- _Recorded information_
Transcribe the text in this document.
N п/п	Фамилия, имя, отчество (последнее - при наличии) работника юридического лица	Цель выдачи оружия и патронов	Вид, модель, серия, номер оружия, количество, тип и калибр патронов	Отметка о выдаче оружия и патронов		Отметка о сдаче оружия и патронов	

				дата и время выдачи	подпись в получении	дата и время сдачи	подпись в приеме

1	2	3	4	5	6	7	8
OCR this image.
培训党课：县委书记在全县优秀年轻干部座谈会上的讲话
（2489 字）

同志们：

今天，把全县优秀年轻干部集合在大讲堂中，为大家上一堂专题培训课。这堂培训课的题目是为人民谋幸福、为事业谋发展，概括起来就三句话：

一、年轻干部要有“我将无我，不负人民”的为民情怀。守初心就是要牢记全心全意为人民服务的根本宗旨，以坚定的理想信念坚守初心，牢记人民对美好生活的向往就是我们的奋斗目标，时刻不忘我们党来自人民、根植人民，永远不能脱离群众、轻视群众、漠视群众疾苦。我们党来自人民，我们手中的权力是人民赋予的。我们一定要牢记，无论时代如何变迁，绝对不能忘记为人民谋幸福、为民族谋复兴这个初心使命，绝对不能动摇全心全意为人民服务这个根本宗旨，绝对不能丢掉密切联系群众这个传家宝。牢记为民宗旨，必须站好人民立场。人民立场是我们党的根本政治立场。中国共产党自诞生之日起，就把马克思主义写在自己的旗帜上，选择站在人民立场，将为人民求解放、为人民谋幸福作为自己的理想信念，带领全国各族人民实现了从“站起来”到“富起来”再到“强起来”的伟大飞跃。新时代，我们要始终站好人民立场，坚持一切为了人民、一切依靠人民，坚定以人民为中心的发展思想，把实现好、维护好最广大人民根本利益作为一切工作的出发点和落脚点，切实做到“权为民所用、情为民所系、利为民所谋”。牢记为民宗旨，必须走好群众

- _The task_
Your task is to extract all of the records exactly.

- _Task answer_
Transcribe the text in this document.
N п/п	Фамилия, имя, отчество (последнее - при наличии) работника юридического лица	Цель выдачи оружия и патронов	Вид, модель, серия, номер оружия, количество, тип и калибр патронов	Отметка о выдаче оружия и патронов		Отметка о сдаче оружия и патронов	

				дата и время выдачи	подпись в получении	дата и время сдачи	подпись в приеме

1	2	3	4	5	6	7	8
OCR this image.
培训党课：县委书记在全县优秀年轻干部座谈会上的讲话
（2489 字）

同志们：

今天，把全县优秀年轻干部集合在大讲堂中，为大家上一堂专题培训课。这堂培训课的题目是为人民谋幸福、为事业谋发展，概括起来就三句话：

一、年轻干部要有“我将无我，不负人民”的为民情怀。守初心就是要牢记全心全意为人民服务的根本宗旨，以坚定的理想信念坚守初心，牢记人民对美好生活的向往就是我们的奋斗目标，时刻不忘我们党来自人民、根植人民，永远不能脱离群众、轻视群众、漠视群众疾苦。我们党来自人民，我们手中的权力是人民赋予的。我们一定要牢记，无论时代如何变迁，绝对不能忘记为人民谋幸福、为民族谋复兴这个初心使命，绝对不能动摇全心全意为人民服务这个根本宗旨，绝对不能丢掉密切联系群众这个传家宝。牢记为民宗旨，必须站好人民立场。人民立场是我们党的根本政治立场。中国共产党自诞生之日起，就把马克思主义写在自己的旗帜上，选择站在人民立场，将为人民求解放、为人民谋幸福作为自己的理想信念，带领全国各族人民实现了从“站起来”到“富起来”再到“强起来”的伟大飞跃。新时代，我们要始终站好人民立场，坚持一切为了人民、一切依靠人民，坚定以人民为中心的发展思想，把实现好、维护好最广大人民根本利益作为一切工作的出发点和落脚点，切实做到“权为民所用、情为民所系、利为民所谋”。牢记为民宗旨，必须走好群众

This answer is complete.